### Available records
##############################

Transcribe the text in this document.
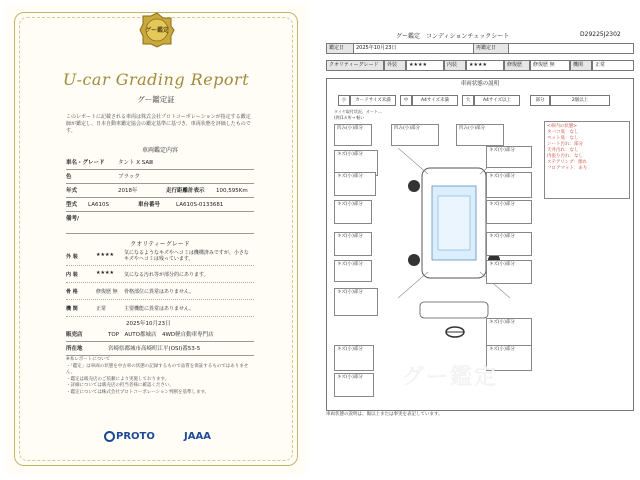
グー鑑定
U-car Grading Report
グー鑑定証
このレポートに記載される車両は株式会社プロトコーポレーションが指定する鑑定師が鑑定し、日本自動車鑑定協会の鑑定基準に基づき、車両状態を評価したものです。
車両鑑定内容
車名・グレード タント X SAⅢ
色	ブラック
年式	2018年	走行距離計表示 100,595Km
型式 LA610S	車台番号	LA610S-0133681
備考/
クオリティーグレード
外 装	★★★★ 気になるようなキズやヘコミは機構済みですが、小さなキズやヘコミは残っています。
内 装	★★★★ 気になる汚れ等が部分的にあります。
骨 格	修復歴 無 骨格部位に異常はありません。
機 関	正常	主要機能に異常はありません。
2025年10月23日
販売店	TOP　AUTO都城店　4WD軽自動車専門店
所在地	宮崎県都城市高崎町江平(OSI)番53-5
※本レポートについて
・「鑑定」は車両の状態を中古車の状態の記録するもので品質を保証するものではありません。
・鑑定は販売店のご依頼により実施しております。
・詳細については販売店の担当者様に確認ください。
・鑑定については株式会社プロトコーポレーション判断を基準します。
PROTO	JAAA
グー鑑定　コンディションチェックシート	D29225J2302
鑑定日	2025年10月23日	再鑑定日
クオリティーグレード	外装	★★★★	内装	★★★★	修復歴	修復歴 無	機関	正常
車両状態の説明
小	カードサイズ未満	中	A4サイズ未満	大	A4サイズ以上	部分	2個以上
タイヤ取付状況、オート…
(例)1カ所→ 軽い
凹み(小)部分	凹み(小)部分	凹み(小)部分
キズ(小)部分
キズ(小)部分
キズ(小)部分	キズ(小)部分
キズ(小)部分	キズ(小)部分
キズ(小)部分	キズ(小)部分
キズ(小)部分	キズ(小)部分
キズ(小)部分
キズ(小)部分
キズ(小)部分	キズ(小)部分
キズ(小)部分	グー鑑定
<車内の状態>
タバコ臭：なし
ペット臭：なし
シート汚れ：部分
天井汚れ：なし
内張り汚れ：なし
ステアリング：擦れ
フロアマット：あり
車両状態の説明は、傷以上または事実を表記しています。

##############################

### Set exercise
Omit the pictures and restate the rest of the records verbatim.

### Solution for this problem
Transcribe the text in this document.
グー鑑定
U-car Grading Report
グー鑑定証
このレポートに記載される車両は株式会社プロトコーポレーションが指定する鑑定師が鑑定し、日本自動車鑑定協会の鑑定基準に基づき、車両状態を評価したものです。
車両鑑定内容
車名・グレード タント X SAⅢ
色	ブラック
年式	2018年	走行距離計表示 100,595Km
型式 LA610S	車台番号	LA610S-0133681
備考/
クオリティーグレード
外 装	★★★★ 気になるようなキズやヘコミは機構済みですが、小さなキズやヘコミは残っています。
内 装	★★★★ 気になる汚れ等が部分的にあります。
骨 格	修復歴 無 骨格部位に異常はありません。
機 関	正常	主要機能に異常はありません。
2025年10月23日
販売店	TOP　AUTO都城店　4WD軽自動車専門店
所在地	宮崎県都城市高崎町江平(OSI)番53-5
※本レポートについて
・「鑑定」は車両の状態を中古車の状態の記録するもので品質を保証するものではありません。
・鑑定は販売店のご依頼により実施しております。
・詳細については販売店の担当者様に確認ください。
・鑑定については株式会社プロトコーポレーション判断を基準します。
PROTO	JAAA
グー鑑定　コンディションチェックシート	D29225J2302
鑑定日	2025年10月23日	再鑑定日
クオリティーグレード	外装	★★★★	内装	★★★★	修復歴	修復歴 無	機関	正常
車両状態の説明
小	カードサイズ未満	中	A4サイズ未満	大	A4サイズ以上	部分	2個以上
タイヤ取付状況、オート…
(例)1カ所→ 軽い
凹み(小)部分	凹み(小)部分	凹み(小)部分
キズ(小)部分
キズ(小)部分
キズ(小)部分	キズ(小)部分
キズ(小)部分	キズ(小)部分
キズ(小)部分	キズ(小)部分
キズ(小)部分	キズ(小)部分
キズ(小)部分
キズ(小)部分
キズ(小)部分	キズ(小)部分
キズ(小)部分	グー鑑定
<車内の状態>
タバコ臭：なし
ペット臭：なし
シート汚れ：部分
天井汚れ：なし
内張り汚れ：なし
ステアリング：擦れ
フロアマット：あり
車両状態の説明は、傷以上または事実を表記しています。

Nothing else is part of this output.